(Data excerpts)
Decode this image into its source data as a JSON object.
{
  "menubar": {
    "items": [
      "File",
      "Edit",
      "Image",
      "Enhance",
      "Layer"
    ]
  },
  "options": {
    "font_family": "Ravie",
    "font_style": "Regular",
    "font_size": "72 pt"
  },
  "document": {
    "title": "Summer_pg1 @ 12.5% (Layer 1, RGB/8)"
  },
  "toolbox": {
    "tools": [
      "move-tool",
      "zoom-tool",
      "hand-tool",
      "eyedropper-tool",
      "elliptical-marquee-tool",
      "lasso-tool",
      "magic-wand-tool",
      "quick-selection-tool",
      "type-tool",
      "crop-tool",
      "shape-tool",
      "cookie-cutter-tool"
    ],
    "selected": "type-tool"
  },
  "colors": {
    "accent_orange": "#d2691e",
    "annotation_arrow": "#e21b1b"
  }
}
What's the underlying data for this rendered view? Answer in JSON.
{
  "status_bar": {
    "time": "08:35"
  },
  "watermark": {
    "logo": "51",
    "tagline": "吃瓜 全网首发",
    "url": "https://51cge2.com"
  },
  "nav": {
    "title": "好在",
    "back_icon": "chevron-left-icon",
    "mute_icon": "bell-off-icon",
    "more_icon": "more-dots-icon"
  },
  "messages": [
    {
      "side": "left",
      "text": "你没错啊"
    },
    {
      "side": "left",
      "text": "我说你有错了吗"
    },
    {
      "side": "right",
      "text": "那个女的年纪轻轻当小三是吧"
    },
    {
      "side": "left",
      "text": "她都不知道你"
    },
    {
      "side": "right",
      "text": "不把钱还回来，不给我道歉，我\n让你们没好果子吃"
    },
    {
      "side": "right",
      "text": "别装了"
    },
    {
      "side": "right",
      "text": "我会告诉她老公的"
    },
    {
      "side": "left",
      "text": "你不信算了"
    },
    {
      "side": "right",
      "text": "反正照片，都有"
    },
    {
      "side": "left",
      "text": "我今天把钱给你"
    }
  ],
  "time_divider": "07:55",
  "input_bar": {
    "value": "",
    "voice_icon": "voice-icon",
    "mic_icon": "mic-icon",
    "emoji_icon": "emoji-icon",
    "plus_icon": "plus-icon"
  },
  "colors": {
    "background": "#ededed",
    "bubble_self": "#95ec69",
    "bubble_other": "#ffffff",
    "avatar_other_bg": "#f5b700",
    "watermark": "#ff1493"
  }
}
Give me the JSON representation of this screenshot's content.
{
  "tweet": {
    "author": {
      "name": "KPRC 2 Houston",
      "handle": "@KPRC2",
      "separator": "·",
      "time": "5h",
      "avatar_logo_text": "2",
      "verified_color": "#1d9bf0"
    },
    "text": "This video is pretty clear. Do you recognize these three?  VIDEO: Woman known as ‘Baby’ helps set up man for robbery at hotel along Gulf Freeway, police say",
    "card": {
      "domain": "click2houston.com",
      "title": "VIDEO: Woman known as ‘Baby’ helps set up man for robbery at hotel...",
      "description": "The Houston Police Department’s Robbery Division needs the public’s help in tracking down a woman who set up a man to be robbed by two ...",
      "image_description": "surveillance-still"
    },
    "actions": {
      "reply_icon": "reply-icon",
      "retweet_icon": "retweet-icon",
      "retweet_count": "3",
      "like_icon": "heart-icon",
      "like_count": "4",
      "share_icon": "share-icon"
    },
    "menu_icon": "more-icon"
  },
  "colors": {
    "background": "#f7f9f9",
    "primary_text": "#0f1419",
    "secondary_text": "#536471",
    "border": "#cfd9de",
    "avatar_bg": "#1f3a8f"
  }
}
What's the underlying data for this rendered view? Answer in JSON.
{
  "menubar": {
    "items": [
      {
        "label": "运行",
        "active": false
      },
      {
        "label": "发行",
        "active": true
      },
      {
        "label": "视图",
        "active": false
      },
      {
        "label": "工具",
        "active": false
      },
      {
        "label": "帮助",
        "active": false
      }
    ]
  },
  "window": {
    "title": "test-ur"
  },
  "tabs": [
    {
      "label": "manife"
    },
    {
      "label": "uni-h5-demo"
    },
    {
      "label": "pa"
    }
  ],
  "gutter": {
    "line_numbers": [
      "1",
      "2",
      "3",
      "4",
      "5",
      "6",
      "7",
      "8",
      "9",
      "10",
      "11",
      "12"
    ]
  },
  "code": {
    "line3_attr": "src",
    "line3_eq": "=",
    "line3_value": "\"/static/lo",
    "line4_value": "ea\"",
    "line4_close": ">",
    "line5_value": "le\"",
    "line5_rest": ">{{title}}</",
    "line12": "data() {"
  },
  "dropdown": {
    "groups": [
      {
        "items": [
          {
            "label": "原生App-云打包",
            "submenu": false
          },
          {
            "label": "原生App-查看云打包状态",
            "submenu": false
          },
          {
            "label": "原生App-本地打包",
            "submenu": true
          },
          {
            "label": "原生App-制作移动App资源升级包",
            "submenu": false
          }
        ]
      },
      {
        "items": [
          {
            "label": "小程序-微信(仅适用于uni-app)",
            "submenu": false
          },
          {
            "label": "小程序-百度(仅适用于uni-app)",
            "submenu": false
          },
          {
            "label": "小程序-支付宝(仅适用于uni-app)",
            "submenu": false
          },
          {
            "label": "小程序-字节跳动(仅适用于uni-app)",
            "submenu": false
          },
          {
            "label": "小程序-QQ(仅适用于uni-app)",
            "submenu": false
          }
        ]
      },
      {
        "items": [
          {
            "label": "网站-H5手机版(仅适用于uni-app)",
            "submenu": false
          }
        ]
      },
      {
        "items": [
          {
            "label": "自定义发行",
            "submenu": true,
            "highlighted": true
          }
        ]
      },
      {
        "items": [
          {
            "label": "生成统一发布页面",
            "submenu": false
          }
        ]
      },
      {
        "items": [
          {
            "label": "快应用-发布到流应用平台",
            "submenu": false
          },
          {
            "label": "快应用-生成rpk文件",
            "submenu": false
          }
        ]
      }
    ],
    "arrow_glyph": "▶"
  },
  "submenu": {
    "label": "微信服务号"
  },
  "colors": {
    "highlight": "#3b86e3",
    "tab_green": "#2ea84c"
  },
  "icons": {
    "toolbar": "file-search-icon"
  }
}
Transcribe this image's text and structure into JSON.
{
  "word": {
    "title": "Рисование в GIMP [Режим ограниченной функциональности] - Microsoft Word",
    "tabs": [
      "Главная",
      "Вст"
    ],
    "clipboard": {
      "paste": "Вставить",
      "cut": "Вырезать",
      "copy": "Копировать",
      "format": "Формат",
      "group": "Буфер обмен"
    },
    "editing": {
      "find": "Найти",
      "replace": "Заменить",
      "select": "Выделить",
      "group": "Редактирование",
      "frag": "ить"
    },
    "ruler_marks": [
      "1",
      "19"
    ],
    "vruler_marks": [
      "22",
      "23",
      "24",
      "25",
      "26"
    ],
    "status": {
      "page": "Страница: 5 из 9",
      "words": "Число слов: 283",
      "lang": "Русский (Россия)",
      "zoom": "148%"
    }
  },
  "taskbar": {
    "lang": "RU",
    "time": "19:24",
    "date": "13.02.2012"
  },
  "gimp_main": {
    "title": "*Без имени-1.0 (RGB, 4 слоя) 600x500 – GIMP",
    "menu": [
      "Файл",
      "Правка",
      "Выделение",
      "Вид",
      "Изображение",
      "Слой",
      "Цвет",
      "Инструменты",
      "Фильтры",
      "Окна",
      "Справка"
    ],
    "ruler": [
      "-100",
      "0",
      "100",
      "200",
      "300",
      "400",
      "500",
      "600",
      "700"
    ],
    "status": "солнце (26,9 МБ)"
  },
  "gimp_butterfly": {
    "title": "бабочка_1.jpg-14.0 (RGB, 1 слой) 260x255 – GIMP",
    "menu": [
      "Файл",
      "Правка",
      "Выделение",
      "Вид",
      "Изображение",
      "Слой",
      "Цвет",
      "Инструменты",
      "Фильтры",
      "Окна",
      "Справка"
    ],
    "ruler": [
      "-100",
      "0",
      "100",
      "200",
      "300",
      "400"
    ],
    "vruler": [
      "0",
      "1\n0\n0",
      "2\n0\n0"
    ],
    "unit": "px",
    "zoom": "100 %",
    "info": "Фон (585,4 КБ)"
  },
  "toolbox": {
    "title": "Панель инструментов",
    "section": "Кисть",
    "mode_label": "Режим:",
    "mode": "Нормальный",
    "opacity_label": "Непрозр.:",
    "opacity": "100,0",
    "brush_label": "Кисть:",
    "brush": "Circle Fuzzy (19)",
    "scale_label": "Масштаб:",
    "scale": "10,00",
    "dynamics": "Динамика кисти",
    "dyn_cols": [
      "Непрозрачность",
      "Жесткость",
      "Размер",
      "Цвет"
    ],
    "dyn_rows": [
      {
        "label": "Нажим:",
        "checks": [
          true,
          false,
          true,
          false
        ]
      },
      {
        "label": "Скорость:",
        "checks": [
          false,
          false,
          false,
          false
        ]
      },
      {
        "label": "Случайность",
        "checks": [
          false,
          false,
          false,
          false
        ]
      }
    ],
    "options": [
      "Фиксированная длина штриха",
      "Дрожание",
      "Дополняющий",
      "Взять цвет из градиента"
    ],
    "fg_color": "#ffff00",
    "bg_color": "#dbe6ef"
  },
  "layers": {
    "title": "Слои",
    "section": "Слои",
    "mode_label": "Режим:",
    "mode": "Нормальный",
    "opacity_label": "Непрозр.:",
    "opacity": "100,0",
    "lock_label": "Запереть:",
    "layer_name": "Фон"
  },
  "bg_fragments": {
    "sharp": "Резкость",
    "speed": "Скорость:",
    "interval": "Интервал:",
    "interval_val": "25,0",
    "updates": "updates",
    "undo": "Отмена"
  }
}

Stated task ->
Report only the number of lines in the listing that contain the word "hotel".

Exercise output ->
2